#### Given data ####

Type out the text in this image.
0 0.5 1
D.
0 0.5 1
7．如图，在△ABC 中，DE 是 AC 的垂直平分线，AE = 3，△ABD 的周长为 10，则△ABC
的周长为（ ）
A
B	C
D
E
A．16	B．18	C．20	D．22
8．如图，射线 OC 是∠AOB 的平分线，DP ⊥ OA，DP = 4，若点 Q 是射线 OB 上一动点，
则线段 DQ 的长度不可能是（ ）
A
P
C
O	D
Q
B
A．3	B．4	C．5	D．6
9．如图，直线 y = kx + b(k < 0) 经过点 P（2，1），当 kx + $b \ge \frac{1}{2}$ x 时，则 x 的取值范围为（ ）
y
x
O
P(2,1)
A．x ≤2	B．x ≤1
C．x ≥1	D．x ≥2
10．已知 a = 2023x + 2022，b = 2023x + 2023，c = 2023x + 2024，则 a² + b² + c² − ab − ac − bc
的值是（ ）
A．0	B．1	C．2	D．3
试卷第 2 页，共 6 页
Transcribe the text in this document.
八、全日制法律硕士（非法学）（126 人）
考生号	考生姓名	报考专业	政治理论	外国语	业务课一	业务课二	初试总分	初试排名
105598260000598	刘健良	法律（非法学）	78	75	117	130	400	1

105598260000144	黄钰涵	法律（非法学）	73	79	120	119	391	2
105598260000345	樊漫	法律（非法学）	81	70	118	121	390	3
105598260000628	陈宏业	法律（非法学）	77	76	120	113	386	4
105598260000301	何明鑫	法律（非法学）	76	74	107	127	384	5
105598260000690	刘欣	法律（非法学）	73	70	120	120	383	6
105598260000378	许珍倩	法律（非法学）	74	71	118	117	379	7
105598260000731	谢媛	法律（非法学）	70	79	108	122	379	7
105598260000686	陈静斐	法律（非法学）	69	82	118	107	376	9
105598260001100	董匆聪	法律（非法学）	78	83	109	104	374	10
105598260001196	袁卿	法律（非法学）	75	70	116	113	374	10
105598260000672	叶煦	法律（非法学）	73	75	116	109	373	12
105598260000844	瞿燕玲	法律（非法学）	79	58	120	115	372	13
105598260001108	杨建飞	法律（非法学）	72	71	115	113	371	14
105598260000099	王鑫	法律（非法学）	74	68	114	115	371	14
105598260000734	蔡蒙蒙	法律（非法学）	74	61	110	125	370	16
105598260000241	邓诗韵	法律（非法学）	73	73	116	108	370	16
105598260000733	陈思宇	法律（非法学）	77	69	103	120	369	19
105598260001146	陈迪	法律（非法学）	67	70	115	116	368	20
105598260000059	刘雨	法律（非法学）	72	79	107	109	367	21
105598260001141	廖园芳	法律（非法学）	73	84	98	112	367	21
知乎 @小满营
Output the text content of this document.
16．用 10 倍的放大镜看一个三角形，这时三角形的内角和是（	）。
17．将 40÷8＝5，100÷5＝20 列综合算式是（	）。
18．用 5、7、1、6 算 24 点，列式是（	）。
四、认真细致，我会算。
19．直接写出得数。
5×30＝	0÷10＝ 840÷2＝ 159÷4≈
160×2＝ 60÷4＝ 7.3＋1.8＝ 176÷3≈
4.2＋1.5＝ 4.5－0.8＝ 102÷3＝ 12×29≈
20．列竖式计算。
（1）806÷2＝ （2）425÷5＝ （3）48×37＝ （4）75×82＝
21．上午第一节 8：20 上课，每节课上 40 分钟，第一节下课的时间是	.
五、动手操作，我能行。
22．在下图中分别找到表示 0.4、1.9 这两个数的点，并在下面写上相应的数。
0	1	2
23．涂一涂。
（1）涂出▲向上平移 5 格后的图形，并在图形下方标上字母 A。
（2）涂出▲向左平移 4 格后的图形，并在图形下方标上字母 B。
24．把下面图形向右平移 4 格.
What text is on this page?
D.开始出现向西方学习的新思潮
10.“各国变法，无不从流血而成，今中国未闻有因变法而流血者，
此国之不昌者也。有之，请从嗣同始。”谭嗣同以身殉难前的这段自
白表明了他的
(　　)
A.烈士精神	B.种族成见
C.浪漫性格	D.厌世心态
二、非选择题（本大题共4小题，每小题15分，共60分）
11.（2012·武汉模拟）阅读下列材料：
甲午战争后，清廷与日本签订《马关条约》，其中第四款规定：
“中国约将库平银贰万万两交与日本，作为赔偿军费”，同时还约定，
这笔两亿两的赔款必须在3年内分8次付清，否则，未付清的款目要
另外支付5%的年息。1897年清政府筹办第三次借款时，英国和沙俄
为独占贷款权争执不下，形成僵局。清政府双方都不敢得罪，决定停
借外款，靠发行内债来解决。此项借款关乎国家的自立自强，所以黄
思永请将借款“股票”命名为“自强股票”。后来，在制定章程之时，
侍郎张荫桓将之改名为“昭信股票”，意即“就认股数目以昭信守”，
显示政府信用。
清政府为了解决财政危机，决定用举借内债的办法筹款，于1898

####

**Task description**
Your task is to retype all the records above with nothing left out.

**Written solution**
Type out the text in this image.
0 0.5 1
D.
0 0.5 1
7．如图，在△ABC 中，DE 是 AC 的垂直平分线，AE = 3，△ABD 的周长为 10，则△ABC
的周长为（ ）
A
B	C
D
E
A．16	B．18	C．20	D．22
8．如图，射线 OC 是∠AOB 的平分线，DP ⊥ OA，DP = 4，若点 Q 是射线 OB 上一动点，
则线段 DQ 的长度不可能是（ ）
A
P
C
O	D
Q
B
A．3	B．4	C．5	D．6
9．如图，直线 y = kx + b(k < 0) 经过点 P（2，1），当 kx + $b \ge \frac{1}{2}$ x 时，则 x 的取值范围为（ ）
y
x
O
P(2,1)
A．x ≤2	B．x ≤1
C．x ≥1	D．x ≥2
10．已知 a = 2023x + 2022，b = 2023x + 2023，c = 2023x + 2024，则 a² + b² + c² − ab − ac − bc
的值是（ ）
A．0	B．1	C．2	D．3
试卷第 2 页，共 6 页
Transcribe the text in this document.
八、全日制法律硕士（非法学）（126 人）
考生号	考生姓名	报考专业	政治理论	外国语	业务课一	业务课二	初试总分	初试排名
105598260000598	刘健良	法律（非法学）	78	75	117	130	400	1

105598260000144	黄钰涵	法律（非法学）	73	79	120	119	391	2
105598260000345	樊漫	法律（非法学）	81	70	118	121	390	3
105598260000628	陈宏业	法律（非法学）	77	76	120	113	386	4
105598260000301	何明鑫	法律（非法学）	76	74	107	127	384	5
105598260000690	刘欣	法律（非法学）	73	70	120	120	383	6
105598260000378	许珍倩	法律（非法学）	74	71	118	117	379	7
105598260000731	谢媛	法律（非法学）	70	79	108	122	379	7
105598260000686	陈静斐	法律（非法学）	69	82	118	107	376	9
105598260001100	董匆聪	法律（非法学）	78	83	109	104	374	10
105598260001196	袁卿	法律（非法学）	75	70	116	113	374	10
105598260000672	叶煦	法律（非法学）	73	75	116	109	373	12
105598260000844	瞿燕玲	法律（非法学）	79	58	120	115	372	13
105598260001108	杨建飞	法律（非法学）	72	71	115	113	371	14
105598260000099	王鑫	法律（非法学）	74	68	114	115	371	14
105598260000734	蔡蒙蒙	法律（非法学）	74	61	110	125	370	16
105598260000241	邓诗韵	法律（非法学）	73	73	116	108	370	16
105598260000733	陈思宇	法律（非法学）	77	69	103	120	369	19
105598260001146	陈迪	法律（非法学）	67	70	115	116	368	20
105598260000059	刘雨	法律（非法学）	72	79	107	109	367	21
105598260001141	廖园芳	法律（非法学）	73	84	98	112	367	21
知乎 @小满营
Output the text content of this document.
16．用 10 倍的放大镜看一个三角形，这时三角形的内角和是（	）。
17．将 40÷8＝5，100÷5＝20 列综合算式是（	）。
18．用 5、7、1、6 算 24 点，列式是（	）。
四、认真细致，我会算。
19．直接写出得数。
5×30＝	0÷10＝ 840÷2＝ 159÷4≈
160×2＝ 60÷4＝ 7.3＋1.8＝ 176÷3≈
4.2＋1.5＝ 4.5－0.8＝ 102÷3＝ 12×29≈
20．列竖式计算。
（1）806÷2＝ （2）425÷5＝ （3）48×37＝ （4）75×82＝
21．上午第一节 8：20 上课，每节课上 40 分钟，第一节下课的时间是	.
五、动手操作，我能行。
22．在下图中分别找到表示 0.4、1.9 这两个数的点，并在下面写上相应的数。
0	1	2
23．涂一涂。
（1）涂出▲向上平移 5 格后的图形，并在图形下方标上字母 A。
（2）涂出▲向左平移 4 格后的图形，并在图形下方标上字母 B。
24．把下面图形向右平移 4 格.
What text is on this page?
D.开始出现向西方学习的新思潮
10.“各国变法，无不从流血而成，今中国未闻有因变法而流血者，
此国之不昌者也。有之，请从嗣同始。”谭嗣同以身殉难前的这段自
白表明了他的
(　　)
A.烈士精神	B.种族成见
C.浪漫性格	D.厌世心态
二、非选择题（本大题共4小题，每小题15分，共60分）
11.（2012·武汉模拟）阅读下列材料：
甲午战争后，清廷与日本签订《马关条约》，其中第四款规定：
“中国约将库平银贰万万两交与日本，作为赔偿军费”，同时还约定，
这笔两亿两的赔款必须在3年内分8次付清，否则，未付清的款目要
另外支付5%的年息。1897年清政府筹办第三次借款时，英国和沙俄
为独占贷款权争执不下，形成僵局。清政府双方都不敢得罪，决定停
借外款，靠发行内债来解决。此项借款关乎国家的自立自强，所以黄
思永请将借款“股票”命名为“自强股票”。后来，在制定章程之时，
侍郎张荫桓将之改名为“昭信股票”，意即“就认股数目以昭信守”，
显示政府信用。
清政府为了解决财政危机，决定用举借内债的办法筹款，于1898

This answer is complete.